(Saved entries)
_ _ _ _ _
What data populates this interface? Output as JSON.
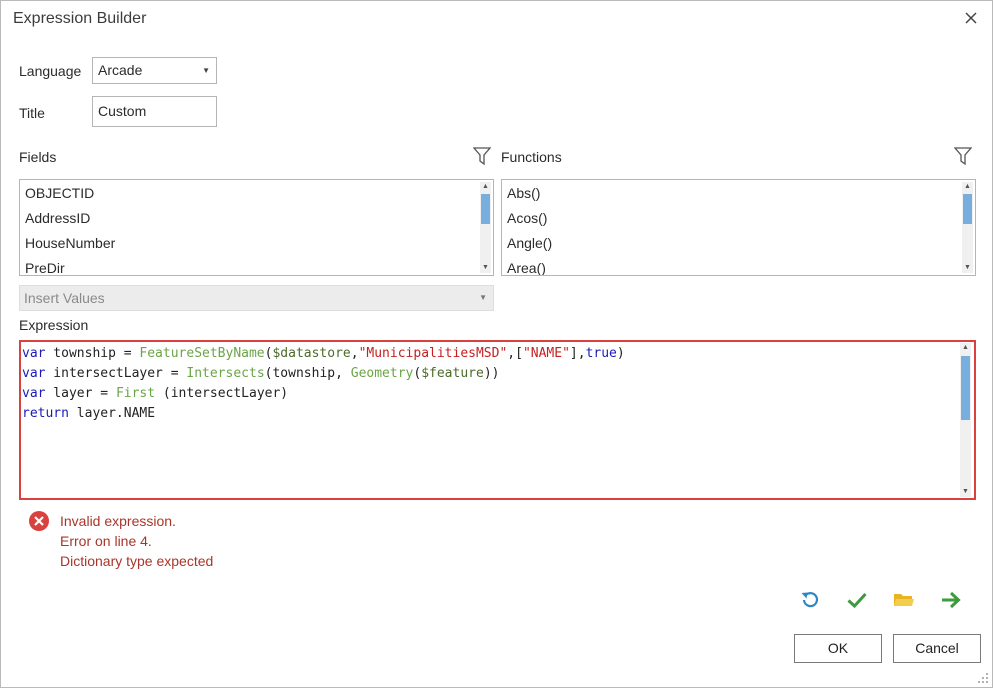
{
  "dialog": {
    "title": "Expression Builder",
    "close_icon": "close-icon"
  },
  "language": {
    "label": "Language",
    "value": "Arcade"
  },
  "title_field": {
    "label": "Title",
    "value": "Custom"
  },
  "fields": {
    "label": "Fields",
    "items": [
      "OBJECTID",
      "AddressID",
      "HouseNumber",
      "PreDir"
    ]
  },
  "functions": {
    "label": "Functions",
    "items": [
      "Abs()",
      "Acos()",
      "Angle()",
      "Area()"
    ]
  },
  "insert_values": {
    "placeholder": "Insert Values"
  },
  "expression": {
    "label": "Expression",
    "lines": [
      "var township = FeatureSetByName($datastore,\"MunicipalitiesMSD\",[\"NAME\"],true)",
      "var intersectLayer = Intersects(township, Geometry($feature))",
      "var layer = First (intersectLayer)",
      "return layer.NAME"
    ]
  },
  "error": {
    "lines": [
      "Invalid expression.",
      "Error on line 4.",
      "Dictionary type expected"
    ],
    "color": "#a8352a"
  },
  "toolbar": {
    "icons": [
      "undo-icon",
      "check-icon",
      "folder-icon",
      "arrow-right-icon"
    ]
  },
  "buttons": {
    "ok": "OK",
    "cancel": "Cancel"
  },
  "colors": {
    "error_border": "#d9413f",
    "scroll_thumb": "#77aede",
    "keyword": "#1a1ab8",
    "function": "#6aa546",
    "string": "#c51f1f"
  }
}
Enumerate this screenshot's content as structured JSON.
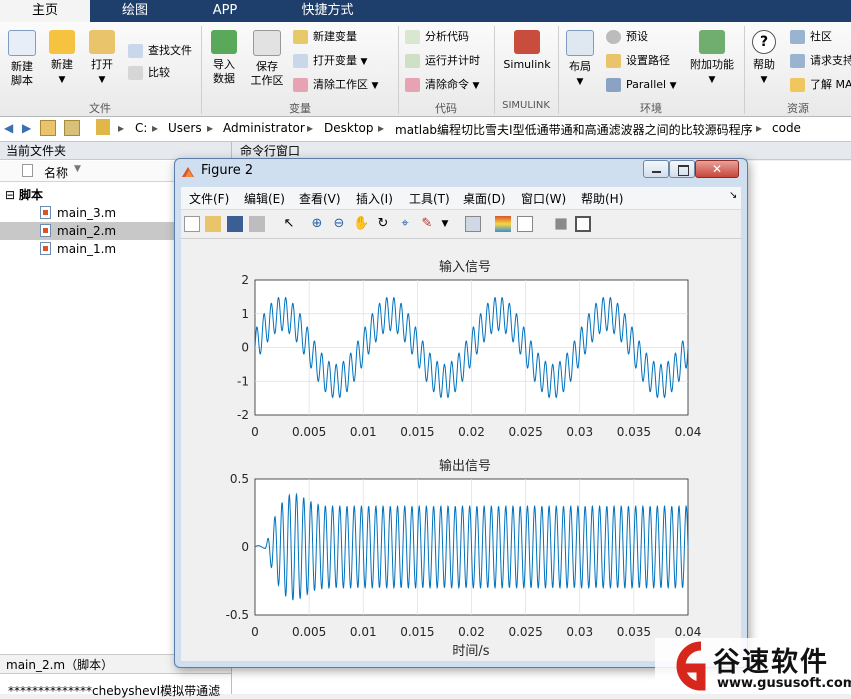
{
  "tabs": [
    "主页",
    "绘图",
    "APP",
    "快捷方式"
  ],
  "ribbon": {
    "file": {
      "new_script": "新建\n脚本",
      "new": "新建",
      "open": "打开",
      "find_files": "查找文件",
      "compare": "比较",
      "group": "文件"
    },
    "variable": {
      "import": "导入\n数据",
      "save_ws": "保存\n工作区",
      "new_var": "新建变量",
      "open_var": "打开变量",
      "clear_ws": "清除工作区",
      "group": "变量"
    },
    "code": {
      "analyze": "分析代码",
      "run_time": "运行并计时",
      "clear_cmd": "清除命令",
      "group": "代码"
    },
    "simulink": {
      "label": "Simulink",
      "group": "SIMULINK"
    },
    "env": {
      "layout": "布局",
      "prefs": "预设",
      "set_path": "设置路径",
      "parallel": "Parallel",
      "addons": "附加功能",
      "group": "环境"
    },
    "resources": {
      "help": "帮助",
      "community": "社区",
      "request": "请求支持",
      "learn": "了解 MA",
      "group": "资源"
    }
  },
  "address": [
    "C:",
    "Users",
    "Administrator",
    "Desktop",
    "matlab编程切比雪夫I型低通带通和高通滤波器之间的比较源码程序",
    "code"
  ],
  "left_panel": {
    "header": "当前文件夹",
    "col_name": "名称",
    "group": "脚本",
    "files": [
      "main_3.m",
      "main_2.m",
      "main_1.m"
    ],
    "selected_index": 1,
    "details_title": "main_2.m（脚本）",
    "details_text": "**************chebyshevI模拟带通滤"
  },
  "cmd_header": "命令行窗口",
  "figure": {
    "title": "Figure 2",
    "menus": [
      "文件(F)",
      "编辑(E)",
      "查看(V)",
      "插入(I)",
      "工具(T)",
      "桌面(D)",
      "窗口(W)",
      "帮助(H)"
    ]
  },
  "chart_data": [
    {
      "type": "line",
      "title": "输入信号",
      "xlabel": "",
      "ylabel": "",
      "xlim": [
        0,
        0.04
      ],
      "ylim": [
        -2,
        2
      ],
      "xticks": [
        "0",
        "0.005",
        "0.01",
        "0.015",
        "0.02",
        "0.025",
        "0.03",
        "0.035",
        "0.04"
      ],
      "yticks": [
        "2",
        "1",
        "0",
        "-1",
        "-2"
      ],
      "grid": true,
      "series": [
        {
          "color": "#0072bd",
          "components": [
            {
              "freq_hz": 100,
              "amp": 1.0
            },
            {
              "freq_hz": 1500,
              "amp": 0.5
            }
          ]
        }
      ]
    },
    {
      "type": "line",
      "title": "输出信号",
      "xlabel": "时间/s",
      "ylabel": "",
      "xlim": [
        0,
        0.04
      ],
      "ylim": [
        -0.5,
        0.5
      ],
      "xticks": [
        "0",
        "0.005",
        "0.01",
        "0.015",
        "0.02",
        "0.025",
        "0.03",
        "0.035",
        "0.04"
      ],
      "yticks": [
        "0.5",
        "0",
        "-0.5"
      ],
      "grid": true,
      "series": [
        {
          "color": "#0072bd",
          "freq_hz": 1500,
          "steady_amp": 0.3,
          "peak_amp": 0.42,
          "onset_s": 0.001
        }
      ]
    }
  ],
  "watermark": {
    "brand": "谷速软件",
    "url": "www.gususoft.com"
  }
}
_ _ _ _ _
*Task goal*. Return every line in the listing that contains the word "this".

*Reply*.
What data populates this interface? Output as JSON.
Enumerate this screenshot's content as structured JSON.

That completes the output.